- **INFORMATION SHOWN**
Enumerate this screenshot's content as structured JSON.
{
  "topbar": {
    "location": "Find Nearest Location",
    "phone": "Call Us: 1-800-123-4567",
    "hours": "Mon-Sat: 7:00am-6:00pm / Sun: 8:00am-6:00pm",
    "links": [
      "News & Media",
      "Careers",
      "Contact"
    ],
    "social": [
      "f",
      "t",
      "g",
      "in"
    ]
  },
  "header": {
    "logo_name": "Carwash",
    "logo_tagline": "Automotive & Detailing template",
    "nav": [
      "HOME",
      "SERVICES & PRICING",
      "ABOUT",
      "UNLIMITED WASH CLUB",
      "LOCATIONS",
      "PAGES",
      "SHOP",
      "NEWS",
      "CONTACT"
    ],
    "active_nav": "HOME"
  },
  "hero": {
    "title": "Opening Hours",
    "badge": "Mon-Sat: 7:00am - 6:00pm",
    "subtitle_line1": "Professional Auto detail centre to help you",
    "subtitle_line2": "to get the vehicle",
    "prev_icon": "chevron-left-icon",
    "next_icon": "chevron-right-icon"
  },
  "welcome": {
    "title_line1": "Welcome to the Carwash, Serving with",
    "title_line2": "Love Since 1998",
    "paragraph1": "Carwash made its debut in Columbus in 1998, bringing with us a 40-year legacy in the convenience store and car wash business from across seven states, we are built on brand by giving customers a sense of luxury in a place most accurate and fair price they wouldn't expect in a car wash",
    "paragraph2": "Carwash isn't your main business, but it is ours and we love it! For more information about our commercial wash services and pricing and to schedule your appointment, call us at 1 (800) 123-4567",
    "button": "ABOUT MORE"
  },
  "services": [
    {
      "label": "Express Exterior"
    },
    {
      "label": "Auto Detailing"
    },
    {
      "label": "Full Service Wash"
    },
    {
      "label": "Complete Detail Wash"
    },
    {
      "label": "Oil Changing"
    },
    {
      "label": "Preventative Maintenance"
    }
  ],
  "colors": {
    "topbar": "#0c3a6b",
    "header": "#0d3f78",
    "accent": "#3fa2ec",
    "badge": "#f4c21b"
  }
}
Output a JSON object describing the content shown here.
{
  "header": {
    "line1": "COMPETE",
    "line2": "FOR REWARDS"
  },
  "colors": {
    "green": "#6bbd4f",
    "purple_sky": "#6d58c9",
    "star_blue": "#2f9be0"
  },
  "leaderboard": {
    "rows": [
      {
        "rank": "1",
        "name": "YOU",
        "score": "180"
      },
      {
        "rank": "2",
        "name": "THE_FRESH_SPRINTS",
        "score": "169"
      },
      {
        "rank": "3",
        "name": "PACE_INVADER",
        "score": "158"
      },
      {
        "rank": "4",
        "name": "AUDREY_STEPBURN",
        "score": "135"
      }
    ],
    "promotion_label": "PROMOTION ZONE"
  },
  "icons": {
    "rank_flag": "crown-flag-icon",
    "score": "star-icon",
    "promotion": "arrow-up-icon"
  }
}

- **GOAL**
Copy out every line in the listing where the word "Detailing" appears.

- **CORRECT RESULT**
    "logo_tagline": "Automotive & Detailing template",
      "label": "Auto Detailing"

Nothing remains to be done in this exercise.